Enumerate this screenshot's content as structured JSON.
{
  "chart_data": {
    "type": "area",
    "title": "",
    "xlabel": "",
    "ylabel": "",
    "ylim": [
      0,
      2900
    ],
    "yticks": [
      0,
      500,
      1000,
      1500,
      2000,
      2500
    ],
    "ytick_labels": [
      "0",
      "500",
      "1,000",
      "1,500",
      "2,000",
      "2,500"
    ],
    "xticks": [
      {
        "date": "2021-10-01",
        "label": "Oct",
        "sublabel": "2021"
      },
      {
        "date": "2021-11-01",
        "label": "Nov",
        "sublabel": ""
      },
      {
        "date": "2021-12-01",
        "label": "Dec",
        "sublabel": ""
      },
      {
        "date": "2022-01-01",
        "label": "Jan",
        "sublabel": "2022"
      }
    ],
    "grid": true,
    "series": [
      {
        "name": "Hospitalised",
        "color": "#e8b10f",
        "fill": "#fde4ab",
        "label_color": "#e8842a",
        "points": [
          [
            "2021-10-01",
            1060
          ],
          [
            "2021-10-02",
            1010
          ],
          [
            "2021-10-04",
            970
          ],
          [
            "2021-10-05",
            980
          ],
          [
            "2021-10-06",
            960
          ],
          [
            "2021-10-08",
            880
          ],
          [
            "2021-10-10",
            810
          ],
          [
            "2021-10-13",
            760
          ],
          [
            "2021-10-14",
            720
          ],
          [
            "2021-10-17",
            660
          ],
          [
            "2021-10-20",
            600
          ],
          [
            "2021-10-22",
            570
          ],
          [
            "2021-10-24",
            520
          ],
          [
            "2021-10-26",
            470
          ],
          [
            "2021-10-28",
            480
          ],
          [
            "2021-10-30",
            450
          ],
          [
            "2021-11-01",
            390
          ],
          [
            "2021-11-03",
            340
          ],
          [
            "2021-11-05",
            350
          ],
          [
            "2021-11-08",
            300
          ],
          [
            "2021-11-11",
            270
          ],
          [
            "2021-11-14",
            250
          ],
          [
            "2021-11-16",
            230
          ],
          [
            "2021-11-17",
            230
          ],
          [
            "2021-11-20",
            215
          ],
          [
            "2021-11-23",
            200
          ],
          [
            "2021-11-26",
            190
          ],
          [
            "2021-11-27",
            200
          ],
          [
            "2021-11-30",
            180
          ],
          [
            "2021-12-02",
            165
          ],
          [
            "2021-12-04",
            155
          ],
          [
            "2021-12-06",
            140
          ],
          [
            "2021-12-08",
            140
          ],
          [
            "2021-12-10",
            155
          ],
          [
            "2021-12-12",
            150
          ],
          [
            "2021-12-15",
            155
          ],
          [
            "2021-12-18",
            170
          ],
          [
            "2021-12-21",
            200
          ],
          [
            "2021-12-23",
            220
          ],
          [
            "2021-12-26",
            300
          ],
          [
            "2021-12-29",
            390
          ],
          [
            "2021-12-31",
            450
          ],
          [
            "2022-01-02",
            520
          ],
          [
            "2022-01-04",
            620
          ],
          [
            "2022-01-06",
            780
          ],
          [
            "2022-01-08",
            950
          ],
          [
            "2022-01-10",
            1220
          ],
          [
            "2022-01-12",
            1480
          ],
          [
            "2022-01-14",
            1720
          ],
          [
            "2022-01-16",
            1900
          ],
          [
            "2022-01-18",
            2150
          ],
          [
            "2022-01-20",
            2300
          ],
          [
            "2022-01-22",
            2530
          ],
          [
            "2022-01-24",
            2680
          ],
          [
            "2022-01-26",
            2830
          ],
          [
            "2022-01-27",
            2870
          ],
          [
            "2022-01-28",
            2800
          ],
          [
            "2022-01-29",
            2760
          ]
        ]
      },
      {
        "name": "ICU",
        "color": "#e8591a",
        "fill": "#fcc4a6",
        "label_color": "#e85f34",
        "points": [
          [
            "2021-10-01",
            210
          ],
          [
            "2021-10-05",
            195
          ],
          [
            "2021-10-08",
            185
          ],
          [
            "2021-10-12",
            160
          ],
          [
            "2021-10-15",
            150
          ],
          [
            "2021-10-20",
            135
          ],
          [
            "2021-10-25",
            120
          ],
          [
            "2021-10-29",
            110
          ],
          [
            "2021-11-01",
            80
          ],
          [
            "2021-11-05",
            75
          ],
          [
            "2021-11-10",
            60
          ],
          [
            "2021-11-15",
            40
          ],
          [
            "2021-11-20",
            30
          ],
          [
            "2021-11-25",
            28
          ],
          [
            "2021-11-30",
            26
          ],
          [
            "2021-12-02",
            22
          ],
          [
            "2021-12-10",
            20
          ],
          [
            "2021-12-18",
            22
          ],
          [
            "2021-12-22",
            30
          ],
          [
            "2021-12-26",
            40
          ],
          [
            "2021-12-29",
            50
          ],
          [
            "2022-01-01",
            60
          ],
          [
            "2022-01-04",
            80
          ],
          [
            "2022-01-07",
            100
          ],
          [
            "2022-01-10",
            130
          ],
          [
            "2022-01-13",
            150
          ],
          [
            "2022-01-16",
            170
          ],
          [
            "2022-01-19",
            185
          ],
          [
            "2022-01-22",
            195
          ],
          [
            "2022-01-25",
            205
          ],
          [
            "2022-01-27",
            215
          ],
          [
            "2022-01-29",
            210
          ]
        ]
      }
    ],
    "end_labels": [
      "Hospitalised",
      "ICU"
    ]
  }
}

§

From the entries above, extract each line containing "sublabel".

#### FINISHED ANSWER:
        "sublabel": "2021"
        "sublabel": ""
        "sublabel": ""
        "sublabel": "2022"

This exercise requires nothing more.